■ The problem ■
Edit the records from the first line through the line containing "- row-select-cell[interactable]: [0, 300, 39, 344]", inclusive, by replacing "row-select-cell" with "row-selector" and leaving everything else unchanged.

■ Stored rows ■

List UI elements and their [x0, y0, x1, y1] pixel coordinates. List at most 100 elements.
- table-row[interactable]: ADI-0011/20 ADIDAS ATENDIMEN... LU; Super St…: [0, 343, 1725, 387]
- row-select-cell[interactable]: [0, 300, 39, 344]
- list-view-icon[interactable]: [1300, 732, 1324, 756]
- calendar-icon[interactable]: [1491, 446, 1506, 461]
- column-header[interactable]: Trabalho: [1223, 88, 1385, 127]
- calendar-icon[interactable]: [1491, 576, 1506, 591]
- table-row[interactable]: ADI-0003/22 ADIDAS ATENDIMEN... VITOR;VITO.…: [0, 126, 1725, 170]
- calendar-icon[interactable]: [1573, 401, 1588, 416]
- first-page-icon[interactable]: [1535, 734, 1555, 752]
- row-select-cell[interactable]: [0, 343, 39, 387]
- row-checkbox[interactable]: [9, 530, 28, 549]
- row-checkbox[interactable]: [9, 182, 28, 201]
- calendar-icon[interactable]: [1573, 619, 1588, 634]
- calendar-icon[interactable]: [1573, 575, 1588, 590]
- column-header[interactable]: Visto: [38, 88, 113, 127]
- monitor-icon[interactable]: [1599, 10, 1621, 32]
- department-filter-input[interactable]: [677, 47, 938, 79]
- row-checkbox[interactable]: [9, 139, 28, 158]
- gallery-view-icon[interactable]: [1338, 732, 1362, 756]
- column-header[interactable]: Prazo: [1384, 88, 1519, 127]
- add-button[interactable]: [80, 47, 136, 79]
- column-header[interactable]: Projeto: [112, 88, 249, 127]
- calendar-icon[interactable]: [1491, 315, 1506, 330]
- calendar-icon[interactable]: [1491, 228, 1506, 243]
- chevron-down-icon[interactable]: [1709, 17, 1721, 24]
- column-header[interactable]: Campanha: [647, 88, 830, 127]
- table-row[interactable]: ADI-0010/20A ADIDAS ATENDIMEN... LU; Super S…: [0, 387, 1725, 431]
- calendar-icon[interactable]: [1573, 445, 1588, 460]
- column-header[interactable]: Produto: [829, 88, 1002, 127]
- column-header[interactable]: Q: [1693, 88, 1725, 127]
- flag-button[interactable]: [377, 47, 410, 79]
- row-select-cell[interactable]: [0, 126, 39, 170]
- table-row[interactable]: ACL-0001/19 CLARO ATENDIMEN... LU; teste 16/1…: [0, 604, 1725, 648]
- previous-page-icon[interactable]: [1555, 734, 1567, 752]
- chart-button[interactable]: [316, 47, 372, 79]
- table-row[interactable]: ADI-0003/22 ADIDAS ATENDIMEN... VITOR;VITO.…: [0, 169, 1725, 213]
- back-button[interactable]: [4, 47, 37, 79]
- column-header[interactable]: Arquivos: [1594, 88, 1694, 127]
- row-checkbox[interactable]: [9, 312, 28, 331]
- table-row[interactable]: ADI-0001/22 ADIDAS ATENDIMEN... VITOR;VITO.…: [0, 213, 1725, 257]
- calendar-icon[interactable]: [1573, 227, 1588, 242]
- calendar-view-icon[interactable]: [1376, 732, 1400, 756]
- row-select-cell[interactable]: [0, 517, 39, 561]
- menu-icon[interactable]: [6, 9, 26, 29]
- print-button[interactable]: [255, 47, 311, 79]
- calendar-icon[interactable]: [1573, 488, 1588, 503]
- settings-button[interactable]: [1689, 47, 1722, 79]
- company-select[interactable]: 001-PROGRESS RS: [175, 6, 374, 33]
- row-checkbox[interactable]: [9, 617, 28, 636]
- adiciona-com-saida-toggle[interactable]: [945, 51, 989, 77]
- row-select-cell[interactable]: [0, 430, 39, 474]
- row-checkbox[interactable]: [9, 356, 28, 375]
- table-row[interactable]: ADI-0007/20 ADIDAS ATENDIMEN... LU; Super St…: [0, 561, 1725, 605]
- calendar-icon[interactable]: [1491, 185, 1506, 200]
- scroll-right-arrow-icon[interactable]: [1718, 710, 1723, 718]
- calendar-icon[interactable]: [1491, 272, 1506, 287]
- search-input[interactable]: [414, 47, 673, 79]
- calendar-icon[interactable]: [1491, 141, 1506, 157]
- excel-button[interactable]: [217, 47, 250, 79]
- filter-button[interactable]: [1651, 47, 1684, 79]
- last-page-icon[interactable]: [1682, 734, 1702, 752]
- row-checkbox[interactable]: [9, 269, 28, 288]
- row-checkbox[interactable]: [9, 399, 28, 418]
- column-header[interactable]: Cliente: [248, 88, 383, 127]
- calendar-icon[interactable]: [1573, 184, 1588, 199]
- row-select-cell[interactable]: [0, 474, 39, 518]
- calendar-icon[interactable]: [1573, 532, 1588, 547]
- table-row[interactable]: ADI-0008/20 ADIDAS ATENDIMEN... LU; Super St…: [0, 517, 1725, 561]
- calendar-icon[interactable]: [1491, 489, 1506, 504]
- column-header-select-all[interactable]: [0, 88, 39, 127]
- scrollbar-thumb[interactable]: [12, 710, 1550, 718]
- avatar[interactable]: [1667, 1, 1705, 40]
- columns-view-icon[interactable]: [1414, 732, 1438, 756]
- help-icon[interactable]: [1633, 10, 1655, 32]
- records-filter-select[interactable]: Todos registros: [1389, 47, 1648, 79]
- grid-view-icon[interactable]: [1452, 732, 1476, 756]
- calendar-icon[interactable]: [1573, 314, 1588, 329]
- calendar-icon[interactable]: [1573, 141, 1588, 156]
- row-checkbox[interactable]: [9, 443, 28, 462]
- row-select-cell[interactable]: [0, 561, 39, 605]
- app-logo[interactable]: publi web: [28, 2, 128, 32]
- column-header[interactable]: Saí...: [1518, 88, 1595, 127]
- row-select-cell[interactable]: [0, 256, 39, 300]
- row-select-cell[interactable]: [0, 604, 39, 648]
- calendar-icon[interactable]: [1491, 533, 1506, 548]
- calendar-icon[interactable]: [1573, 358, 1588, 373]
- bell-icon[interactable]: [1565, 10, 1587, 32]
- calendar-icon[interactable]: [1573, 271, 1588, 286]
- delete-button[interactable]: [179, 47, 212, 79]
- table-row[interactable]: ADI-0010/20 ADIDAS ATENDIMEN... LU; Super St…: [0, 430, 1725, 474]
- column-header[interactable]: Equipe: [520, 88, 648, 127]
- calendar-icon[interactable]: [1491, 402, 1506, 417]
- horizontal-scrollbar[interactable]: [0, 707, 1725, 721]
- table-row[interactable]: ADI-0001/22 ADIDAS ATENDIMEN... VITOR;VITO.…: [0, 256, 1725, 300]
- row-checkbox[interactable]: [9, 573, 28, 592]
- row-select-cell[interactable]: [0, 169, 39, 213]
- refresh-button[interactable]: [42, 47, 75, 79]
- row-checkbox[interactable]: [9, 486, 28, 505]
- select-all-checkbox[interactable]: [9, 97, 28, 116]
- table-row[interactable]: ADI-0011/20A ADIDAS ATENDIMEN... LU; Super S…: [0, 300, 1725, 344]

■ Exercise answer ■
List UI elements and their [x0, y0, x1, y1] pixel coordinates. List at most 100 elements.
- table-row[interactable]: ADI-0011/20 ADIDAS ATENDIMEN... LU; Super St…: [0, 343, 1725, 387]
- row-selector[interactable]: [0, 300, 39, 344]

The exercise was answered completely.